**WORK INSTRUCTIONS:**
Return the lines below that carry the word "время".

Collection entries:
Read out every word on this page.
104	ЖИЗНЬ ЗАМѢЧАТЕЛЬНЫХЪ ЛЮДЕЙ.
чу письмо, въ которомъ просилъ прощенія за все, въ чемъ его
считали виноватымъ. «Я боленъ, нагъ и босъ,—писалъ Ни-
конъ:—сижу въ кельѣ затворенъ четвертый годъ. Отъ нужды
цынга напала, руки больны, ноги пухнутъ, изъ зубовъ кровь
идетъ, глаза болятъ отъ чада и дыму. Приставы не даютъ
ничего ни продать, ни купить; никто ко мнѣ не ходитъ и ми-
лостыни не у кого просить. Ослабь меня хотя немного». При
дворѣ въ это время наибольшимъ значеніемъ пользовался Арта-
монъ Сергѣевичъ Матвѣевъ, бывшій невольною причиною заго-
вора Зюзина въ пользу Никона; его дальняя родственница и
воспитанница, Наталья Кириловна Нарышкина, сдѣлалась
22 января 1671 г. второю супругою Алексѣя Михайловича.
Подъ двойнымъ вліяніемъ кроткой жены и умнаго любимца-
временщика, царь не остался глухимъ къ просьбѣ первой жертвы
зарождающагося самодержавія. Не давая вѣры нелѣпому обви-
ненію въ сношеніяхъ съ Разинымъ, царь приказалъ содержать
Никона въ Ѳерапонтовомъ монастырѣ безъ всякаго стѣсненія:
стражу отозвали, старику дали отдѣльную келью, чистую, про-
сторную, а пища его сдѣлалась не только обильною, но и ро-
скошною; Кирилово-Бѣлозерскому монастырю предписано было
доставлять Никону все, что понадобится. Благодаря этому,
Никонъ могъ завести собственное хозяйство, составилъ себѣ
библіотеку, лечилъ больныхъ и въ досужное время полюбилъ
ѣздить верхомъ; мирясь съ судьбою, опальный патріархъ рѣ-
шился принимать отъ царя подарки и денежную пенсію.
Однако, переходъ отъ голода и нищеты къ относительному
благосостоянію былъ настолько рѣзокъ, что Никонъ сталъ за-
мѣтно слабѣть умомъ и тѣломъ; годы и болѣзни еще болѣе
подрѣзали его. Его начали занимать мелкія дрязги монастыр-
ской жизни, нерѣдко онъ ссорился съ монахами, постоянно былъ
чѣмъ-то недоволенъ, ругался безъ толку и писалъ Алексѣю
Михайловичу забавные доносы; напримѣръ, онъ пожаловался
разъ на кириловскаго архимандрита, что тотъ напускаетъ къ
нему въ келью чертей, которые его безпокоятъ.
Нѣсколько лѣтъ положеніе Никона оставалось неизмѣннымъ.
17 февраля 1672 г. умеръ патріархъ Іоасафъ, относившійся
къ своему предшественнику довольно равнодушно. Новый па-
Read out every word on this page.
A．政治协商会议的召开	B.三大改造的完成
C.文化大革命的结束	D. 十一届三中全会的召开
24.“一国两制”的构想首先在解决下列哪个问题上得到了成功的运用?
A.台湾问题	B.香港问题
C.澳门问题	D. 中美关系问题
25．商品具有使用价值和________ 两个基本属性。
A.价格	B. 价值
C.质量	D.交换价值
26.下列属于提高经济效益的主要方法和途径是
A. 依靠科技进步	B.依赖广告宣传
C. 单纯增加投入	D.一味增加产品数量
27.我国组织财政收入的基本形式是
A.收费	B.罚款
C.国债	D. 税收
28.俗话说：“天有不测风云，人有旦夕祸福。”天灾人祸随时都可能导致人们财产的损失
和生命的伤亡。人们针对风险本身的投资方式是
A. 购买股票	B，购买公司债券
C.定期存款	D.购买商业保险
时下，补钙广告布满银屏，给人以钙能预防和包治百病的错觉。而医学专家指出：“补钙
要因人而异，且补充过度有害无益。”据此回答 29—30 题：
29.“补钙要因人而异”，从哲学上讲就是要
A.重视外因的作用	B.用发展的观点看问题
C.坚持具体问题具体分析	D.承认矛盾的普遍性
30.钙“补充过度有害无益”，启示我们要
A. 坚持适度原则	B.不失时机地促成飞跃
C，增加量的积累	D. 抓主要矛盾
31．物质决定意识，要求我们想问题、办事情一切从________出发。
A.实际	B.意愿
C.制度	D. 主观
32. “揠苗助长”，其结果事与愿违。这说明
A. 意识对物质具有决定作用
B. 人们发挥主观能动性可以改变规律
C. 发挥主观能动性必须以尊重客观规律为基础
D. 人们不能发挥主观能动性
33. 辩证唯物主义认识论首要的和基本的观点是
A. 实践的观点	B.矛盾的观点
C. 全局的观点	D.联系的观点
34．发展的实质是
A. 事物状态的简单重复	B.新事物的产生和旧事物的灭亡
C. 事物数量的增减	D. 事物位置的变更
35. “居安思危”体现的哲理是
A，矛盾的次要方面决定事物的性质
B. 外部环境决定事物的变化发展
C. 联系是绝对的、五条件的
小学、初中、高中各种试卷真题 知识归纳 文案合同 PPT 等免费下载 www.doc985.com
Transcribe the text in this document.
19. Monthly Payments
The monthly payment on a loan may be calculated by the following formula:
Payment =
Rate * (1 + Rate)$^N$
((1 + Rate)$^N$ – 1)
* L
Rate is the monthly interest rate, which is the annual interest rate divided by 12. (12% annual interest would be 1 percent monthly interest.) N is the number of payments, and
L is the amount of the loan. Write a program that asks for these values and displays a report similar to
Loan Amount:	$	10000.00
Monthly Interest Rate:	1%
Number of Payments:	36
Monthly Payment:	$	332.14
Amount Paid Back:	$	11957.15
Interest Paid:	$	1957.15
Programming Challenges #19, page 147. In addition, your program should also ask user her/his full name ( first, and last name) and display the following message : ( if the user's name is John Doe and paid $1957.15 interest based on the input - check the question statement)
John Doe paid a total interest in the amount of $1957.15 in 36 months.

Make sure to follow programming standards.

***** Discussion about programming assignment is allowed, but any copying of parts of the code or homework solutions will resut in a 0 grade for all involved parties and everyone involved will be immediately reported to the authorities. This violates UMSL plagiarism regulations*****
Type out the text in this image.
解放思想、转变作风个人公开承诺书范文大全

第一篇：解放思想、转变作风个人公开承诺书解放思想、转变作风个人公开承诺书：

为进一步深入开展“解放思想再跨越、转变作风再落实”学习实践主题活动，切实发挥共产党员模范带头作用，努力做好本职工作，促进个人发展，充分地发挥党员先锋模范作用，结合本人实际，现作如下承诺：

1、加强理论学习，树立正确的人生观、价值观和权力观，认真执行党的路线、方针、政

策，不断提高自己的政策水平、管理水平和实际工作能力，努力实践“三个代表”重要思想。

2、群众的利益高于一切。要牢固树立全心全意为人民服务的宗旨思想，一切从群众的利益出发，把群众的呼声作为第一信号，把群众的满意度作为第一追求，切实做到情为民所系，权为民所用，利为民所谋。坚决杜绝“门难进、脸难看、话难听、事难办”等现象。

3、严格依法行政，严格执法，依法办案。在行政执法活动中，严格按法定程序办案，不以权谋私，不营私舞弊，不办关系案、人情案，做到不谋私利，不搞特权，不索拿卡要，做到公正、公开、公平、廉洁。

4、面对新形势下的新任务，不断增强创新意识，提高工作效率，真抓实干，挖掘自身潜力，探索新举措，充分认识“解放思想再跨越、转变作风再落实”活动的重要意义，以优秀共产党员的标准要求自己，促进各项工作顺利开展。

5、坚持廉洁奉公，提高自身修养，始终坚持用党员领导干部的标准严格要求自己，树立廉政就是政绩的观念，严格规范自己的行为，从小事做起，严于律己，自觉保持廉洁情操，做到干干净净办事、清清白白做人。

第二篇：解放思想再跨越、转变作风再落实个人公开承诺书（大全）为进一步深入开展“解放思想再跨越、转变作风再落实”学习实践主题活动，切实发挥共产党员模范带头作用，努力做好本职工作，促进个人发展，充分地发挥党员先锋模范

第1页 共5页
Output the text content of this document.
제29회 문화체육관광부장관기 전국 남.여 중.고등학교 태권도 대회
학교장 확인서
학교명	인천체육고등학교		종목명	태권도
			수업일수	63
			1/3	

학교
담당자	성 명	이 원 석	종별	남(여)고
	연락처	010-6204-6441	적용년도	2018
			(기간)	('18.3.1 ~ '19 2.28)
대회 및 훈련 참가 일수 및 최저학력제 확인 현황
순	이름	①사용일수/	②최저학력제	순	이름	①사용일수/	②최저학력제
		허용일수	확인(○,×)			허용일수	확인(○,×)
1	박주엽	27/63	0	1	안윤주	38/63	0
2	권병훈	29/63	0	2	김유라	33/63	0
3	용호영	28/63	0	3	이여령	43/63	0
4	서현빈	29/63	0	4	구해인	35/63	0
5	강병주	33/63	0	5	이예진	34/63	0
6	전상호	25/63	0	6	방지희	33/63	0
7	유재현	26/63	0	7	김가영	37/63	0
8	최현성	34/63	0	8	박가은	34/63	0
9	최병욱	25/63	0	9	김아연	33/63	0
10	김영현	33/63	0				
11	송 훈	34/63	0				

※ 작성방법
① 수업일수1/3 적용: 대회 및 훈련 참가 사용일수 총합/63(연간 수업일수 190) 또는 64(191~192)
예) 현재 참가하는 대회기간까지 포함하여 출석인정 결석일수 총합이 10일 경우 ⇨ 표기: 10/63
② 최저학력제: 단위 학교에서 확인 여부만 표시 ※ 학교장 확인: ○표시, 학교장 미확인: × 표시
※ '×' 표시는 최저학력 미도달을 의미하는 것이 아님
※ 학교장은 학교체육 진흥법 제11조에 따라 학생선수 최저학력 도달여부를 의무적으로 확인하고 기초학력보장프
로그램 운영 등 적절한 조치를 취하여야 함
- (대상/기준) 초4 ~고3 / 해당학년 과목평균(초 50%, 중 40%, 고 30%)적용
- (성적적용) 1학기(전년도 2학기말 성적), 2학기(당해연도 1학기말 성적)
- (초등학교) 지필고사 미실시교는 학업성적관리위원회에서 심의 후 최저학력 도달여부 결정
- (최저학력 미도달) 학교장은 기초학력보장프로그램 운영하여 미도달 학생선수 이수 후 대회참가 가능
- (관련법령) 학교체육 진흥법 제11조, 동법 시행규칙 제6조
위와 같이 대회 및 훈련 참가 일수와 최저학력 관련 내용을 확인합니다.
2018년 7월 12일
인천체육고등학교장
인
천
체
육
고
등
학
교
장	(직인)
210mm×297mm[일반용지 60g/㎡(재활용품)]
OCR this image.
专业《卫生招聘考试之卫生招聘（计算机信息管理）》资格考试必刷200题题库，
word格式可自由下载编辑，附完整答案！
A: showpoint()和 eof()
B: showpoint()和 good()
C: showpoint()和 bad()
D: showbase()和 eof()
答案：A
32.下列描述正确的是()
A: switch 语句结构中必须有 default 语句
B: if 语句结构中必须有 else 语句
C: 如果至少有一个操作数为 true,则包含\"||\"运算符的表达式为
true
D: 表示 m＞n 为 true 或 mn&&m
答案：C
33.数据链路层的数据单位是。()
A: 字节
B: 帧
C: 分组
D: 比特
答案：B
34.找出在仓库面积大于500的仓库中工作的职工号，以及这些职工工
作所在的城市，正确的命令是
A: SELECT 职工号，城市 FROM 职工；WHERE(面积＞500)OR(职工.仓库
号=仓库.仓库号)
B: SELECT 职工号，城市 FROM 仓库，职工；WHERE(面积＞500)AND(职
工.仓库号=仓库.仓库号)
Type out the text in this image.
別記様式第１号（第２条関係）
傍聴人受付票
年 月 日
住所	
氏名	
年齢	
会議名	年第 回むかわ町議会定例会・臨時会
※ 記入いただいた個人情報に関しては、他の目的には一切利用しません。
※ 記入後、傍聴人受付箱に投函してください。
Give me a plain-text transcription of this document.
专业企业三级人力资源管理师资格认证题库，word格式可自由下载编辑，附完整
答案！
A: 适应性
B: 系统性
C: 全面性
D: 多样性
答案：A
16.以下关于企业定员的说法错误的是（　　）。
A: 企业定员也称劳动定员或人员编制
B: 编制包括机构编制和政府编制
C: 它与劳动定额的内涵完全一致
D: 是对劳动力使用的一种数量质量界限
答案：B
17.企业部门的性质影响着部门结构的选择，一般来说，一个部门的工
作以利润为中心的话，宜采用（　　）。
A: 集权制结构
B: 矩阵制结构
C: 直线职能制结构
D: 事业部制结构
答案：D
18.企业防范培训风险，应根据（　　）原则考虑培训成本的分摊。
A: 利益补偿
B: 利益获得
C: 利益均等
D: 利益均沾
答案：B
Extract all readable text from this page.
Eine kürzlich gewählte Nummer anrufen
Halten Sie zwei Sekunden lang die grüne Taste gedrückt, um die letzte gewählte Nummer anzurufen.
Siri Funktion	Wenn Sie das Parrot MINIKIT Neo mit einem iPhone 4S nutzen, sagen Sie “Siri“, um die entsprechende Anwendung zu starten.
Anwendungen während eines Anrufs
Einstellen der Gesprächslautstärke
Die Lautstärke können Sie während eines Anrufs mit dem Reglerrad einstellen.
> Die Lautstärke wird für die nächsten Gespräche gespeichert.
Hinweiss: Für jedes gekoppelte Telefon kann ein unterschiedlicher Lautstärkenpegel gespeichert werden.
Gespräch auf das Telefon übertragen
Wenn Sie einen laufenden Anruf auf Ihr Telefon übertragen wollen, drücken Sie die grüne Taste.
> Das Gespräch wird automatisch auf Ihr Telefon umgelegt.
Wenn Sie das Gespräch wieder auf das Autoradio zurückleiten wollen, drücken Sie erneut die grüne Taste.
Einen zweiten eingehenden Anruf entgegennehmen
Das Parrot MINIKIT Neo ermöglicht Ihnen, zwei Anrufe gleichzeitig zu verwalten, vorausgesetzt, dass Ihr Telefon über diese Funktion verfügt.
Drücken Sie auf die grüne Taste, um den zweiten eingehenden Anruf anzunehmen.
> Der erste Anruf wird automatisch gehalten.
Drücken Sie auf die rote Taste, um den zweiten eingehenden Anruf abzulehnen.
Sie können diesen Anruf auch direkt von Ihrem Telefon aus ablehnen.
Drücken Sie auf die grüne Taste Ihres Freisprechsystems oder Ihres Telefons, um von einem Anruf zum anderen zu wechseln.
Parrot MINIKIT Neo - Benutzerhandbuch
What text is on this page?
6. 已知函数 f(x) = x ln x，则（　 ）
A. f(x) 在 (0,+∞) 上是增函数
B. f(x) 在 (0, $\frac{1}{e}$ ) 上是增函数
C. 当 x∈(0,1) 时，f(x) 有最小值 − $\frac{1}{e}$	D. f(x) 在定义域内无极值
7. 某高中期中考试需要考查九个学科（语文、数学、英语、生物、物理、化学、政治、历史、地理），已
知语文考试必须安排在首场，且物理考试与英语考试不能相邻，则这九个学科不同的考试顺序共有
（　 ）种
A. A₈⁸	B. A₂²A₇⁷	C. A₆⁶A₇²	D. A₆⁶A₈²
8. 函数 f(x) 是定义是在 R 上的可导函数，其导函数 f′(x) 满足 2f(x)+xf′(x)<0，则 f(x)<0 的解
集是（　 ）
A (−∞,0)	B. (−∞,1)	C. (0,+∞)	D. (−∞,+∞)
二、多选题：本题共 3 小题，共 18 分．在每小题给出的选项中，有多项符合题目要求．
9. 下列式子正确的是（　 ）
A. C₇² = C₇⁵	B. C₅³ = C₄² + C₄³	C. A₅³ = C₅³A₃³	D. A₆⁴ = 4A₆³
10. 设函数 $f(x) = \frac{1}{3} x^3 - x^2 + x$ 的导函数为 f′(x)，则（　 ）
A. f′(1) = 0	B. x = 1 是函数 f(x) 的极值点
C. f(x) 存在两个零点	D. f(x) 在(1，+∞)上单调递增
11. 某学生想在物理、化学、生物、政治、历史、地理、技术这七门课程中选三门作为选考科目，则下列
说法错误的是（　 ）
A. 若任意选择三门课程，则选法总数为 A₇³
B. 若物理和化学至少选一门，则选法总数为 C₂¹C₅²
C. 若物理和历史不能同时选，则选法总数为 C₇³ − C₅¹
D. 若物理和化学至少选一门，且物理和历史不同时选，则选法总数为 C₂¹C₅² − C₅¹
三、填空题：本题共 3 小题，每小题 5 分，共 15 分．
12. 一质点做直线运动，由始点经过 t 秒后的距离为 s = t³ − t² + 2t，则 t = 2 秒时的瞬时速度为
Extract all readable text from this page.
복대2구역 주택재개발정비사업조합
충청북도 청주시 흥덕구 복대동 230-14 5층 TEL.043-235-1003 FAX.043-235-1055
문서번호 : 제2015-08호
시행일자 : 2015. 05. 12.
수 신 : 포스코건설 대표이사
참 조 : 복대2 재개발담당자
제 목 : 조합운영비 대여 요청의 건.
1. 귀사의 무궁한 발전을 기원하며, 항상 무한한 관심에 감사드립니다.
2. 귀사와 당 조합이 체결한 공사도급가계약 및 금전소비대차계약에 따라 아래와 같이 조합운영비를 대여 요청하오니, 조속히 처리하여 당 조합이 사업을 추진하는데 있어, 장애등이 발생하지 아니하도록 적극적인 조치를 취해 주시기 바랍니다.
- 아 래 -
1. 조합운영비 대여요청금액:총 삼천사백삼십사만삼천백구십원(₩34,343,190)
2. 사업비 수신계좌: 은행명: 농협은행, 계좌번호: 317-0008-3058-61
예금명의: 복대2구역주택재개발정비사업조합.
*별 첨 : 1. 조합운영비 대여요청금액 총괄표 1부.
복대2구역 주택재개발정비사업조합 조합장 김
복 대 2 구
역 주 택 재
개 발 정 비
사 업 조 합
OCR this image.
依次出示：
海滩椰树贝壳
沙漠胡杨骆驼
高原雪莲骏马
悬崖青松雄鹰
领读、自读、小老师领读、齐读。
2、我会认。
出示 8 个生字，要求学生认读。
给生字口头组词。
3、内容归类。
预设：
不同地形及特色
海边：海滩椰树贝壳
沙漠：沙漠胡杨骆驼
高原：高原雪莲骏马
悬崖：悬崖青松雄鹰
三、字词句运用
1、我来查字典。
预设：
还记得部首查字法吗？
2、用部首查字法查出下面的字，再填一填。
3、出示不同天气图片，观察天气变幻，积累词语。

**EXERCISE OUTPUT:**
дворѣ въ это время наибольшимъ значеніемъ пользовался Арта-
библіотеку, лечилъ больныхъ и въ досужное время полюбилъ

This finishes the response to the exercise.